- _WHAT YOU SHOULD DO_
Collect all lines from the records below that include the word "color".

Figure content listings:
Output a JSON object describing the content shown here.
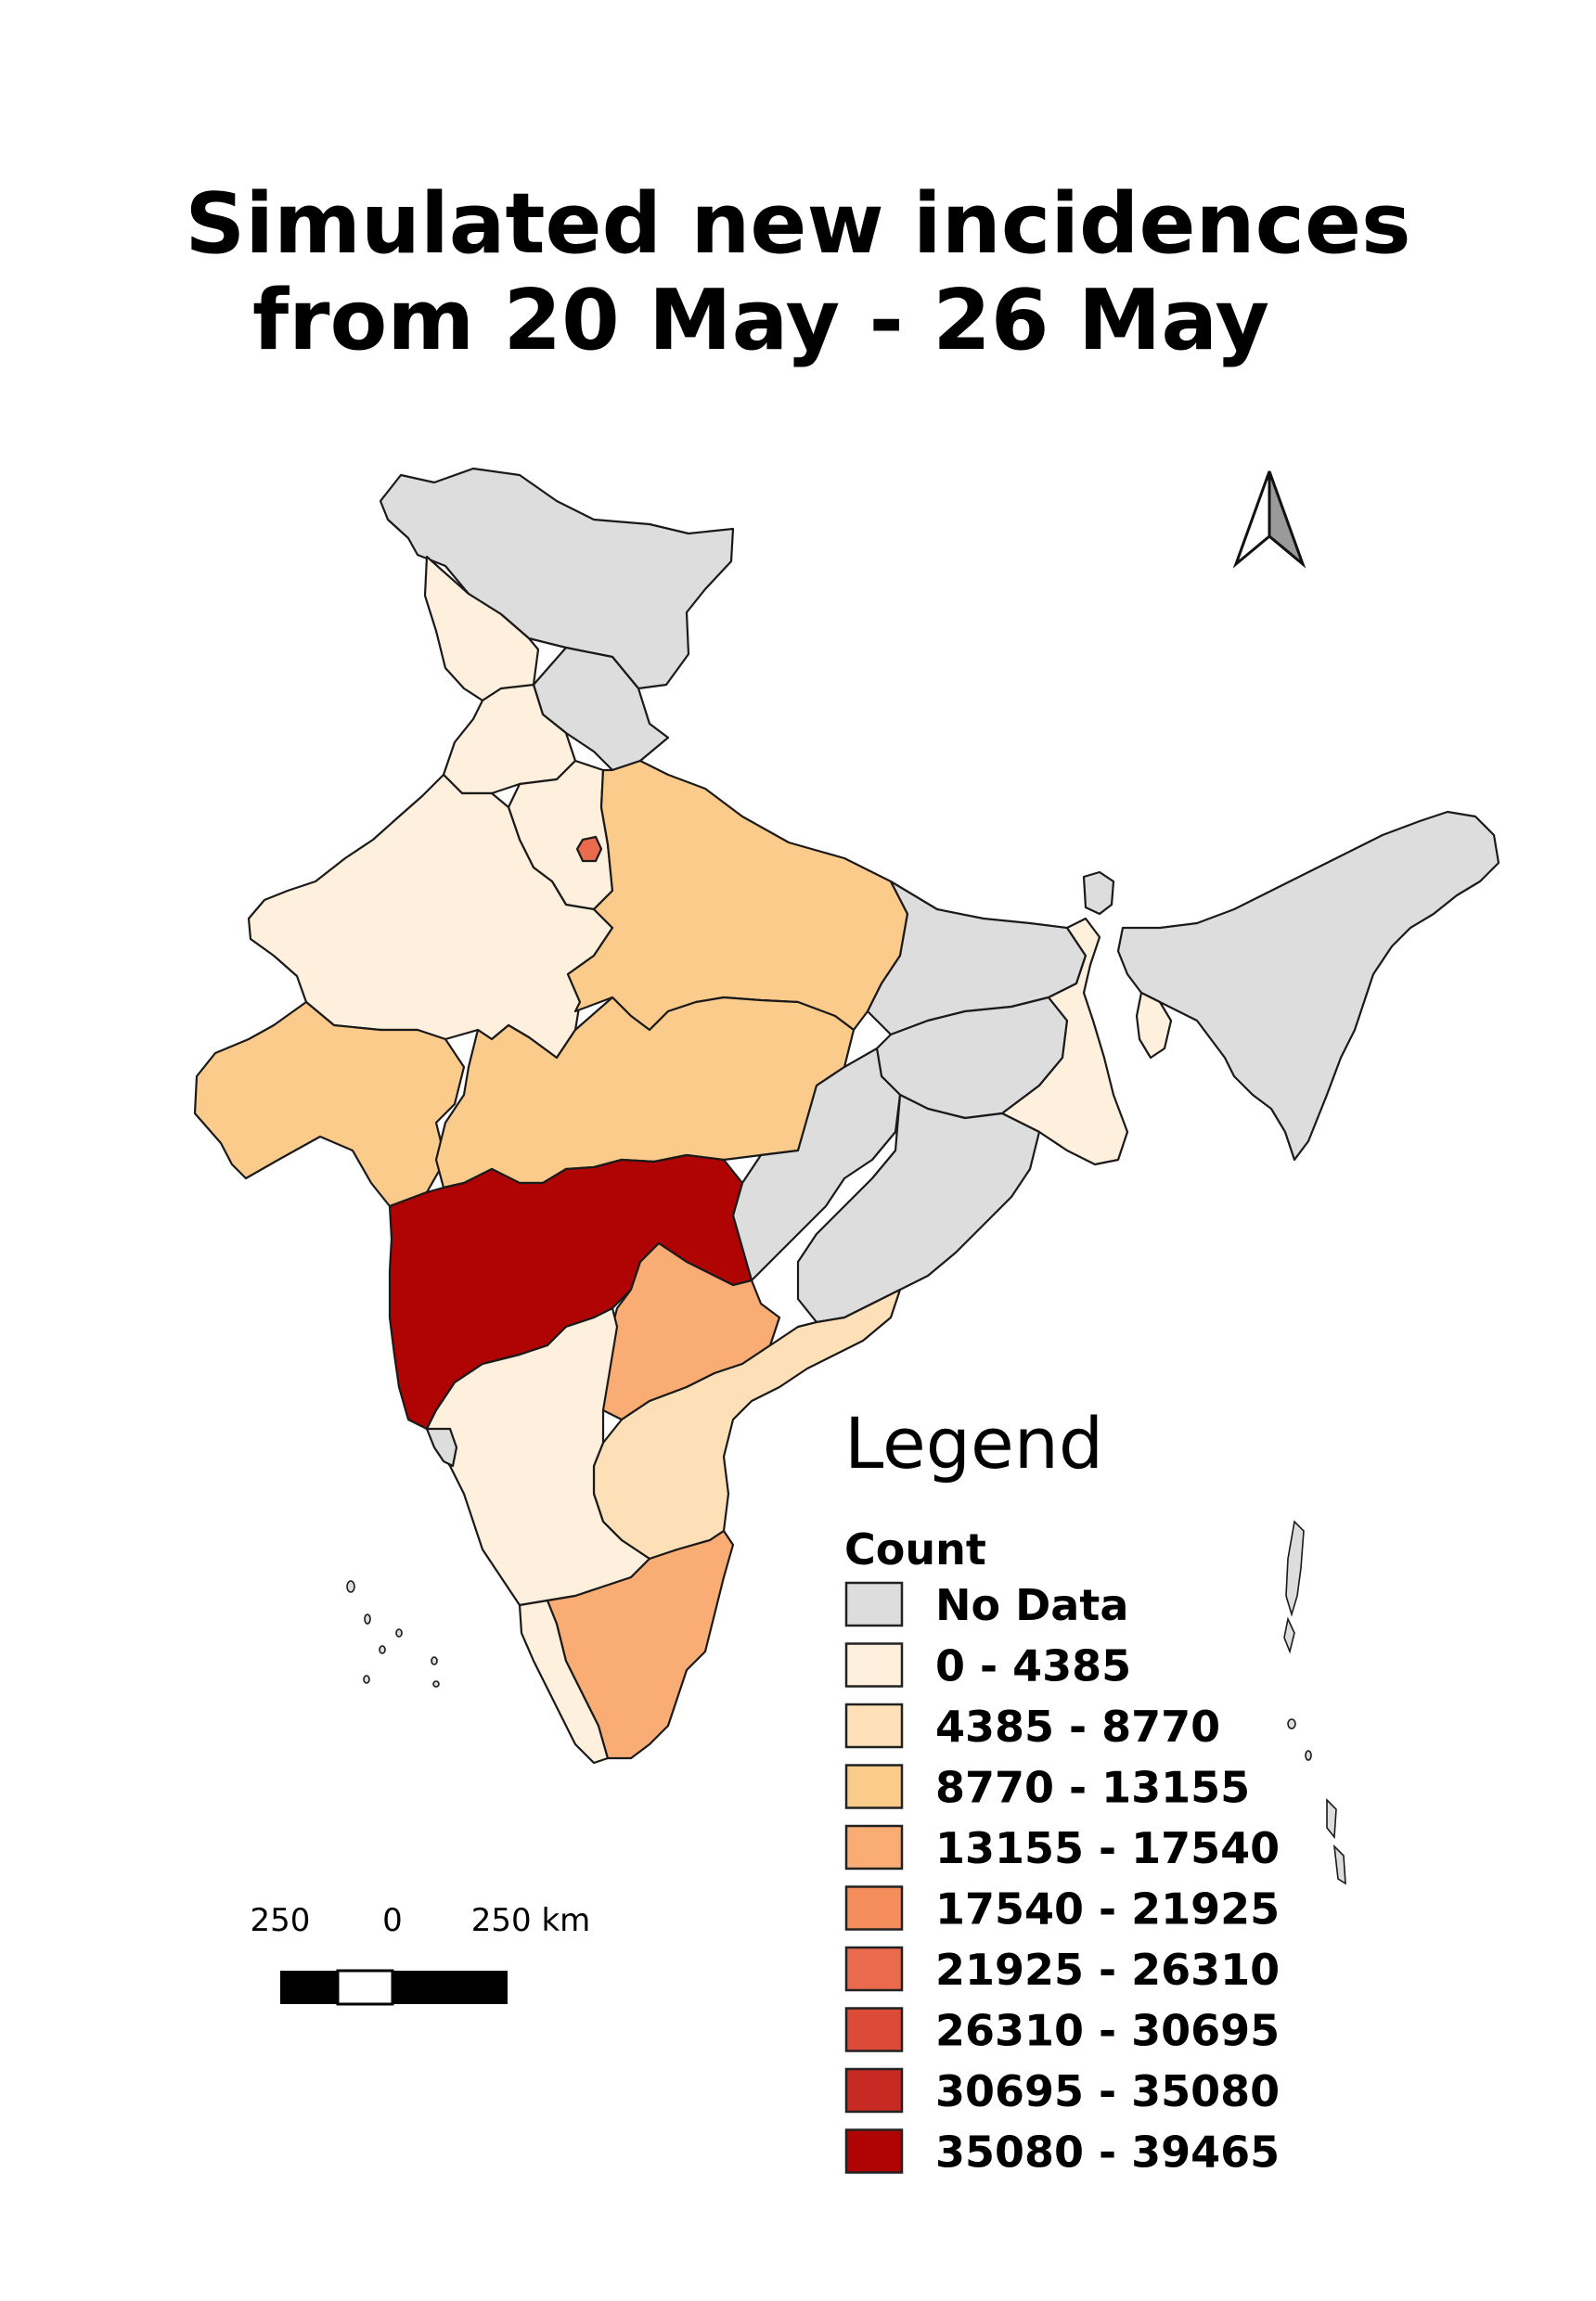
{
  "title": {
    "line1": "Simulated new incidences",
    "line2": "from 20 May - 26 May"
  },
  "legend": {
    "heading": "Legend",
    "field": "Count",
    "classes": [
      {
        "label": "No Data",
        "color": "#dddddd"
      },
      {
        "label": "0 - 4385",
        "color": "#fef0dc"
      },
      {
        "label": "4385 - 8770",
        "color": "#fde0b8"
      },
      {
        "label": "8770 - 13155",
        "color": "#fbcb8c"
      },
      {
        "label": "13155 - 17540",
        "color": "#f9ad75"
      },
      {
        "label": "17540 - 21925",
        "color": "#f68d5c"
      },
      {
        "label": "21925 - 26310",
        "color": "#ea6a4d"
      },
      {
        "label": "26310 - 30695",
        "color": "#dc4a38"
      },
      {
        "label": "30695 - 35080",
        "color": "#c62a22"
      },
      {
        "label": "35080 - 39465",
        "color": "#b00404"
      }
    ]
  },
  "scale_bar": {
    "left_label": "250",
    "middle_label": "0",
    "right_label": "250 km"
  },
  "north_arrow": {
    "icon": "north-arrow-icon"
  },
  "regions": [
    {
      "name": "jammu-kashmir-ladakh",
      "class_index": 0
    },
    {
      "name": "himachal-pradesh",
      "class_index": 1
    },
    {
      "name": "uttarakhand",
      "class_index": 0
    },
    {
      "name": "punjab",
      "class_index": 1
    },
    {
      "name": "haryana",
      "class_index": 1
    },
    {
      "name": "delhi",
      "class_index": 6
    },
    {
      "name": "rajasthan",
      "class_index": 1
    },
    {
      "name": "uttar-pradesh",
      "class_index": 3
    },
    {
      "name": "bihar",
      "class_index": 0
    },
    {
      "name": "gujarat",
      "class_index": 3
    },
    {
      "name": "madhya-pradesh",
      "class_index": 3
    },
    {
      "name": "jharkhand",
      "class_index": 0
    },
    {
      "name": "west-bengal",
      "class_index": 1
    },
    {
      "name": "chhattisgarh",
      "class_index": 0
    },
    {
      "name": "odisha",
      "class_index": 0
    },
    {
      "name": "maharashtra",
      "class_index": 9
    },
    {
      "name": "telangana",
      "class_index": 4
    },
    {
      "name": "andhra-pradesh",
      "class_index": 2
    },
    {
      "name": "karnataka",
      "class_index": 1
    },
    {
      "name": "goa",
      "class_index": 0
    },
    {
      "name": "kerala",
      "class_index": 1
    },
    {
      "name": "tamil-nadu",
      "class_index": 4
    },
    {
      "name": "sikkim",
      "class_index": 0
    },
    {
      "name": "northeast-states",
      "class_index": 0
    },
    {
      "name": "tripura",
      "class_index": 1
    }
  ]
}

- _ANSWER TO THIS PROBLEM_
        "color": "#dddddd"
        "color": "#fef0dc"
        "color": "#fde0b8"
        "color": "#fbcb8c"
        "color": "#f9ad75"
        "color": "#f68d5c"
        "color": "#ea6a4d"
        "color": "#dc4a38"
        "color": "#c62a22"
        "color": "#b00404"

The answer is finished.